(Extracted data entries)
● ● ●
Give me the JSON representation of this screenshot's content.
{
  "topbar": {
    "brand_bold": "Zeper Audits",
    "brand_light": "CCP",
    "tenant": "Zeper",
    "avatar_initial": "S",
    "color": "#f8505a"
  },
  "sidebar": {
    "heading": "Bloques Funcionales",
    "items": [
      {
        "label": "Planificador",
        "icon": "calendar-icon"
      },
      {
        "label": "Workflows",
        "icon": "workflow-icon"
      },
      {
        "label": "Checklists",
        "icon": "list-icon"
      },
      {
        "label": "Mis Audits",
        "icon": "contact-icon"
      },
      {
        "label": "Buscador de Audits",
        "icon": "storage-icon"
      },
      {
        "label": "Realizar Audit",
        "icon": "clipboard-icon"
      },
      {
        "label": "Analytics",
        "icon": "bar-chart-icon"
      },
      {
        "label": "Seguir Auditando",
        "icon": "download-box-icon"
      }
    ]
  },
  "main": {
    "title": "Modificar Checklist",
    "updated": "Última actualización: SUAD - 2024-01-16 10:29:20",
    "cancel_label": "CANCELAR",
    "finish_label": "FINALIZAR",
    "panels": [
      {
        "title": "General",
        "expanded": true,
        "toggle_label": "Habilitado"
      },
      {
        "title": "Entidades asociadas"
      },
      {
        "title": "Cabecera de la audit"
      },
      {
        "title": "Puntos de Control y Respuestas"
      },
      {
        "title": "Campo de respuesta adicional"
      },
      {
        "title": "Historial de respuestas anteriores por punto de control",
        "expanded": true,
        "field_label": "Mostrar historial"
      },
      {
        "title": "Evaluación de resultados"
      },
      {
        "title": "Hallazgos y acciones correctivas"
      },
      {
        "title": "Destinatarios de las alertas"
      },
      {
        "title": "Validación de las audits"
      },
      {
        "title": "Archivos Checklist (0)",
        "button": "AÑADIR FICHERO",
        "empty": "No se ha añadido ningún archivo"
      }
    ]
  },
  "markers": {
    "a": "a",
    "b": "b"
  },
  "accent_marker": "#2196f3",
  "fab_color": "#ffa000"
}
● ● ●
■ **Task details**
Repeat the listing exactly, from its first line to its last.

■ **The response**
Give me the JSON representation of this screenshot's content.
{
  "topbar": {
    "brand_bold": "Zeper Audits",
    "brand_light": "CCP",
    "tenant": "Zeper",
    "avatar_initial": "S",
    "color": "#f8505a"
  },
  "sidebar": {
    "heading": "Bloques Funcionales",
    "items": [
      {
        "label": "Planificador",
        "icon": "calendar-icon"
      },
      {
        "label": "Workflows",
        "icon": "workflow-icon"
      },
      {
        "label": "Checklists",
        "icon": "list-icon"
      },
      {
        "label": "Mis Audits",
        "icon": "contact-icon"
      },
      {
        "label": "Buscador de Audits",
        "icon": "storage-icon"
      },
      {
        "label": "Realizar Audit",
        "icon": "clipboard-icon"
      },
      {
        "label": "Analytics",
        "icon": "bar-chart-icon"
      },
      {
        "label": "Seguir Auditando",
        "icon": "download-box-icon"
      }
    ]
  },
  "main": {
    "title": "Modificar Checklist",
    "updated": "Última actualización: SUAD - 2024-01-16 10:29:20",
    "cancel_label": "CANCELAR",
    "finish_label": "FINALIZAR",
    "panels": [
      {
        "title": "General",
        "expanded": true,
        "toggle_label": "Habilitado"
      },
      {
        "title": "Entidades asociadas"
      },
      {
        "title": "Cabecera de la audit"
      },
      {
        "title": "Puntos de Control y Respuestas"
      },
      {
        "title": "Campo de respuesta adicional"
      },
      {
        "title": "Historial de respuestas anteriores por punto de control",
        "expanded": true,
        "field_label": "Mostrar historial"
      },
      {
        "title": "Evaluación de resultados"
      },
      {
        "title": "Hallazgos y acciones correctivas"
      },
      {
        "title": "Destinatarios de las alertas"
      },
      {
        "title": "Validación de las audits"
      },
      {
        "title": "Archivos Checklist (0)",
        "button": "AÑADIR FICHERO",
        "empty": "No se ha añadido ningún archivo"
      }
    ]
  },
  "markers": {
    "a": "a",
    "b": "b"
  },
  "accent_marker": "#2196f3",
  "fab_color": "#ffa000"
}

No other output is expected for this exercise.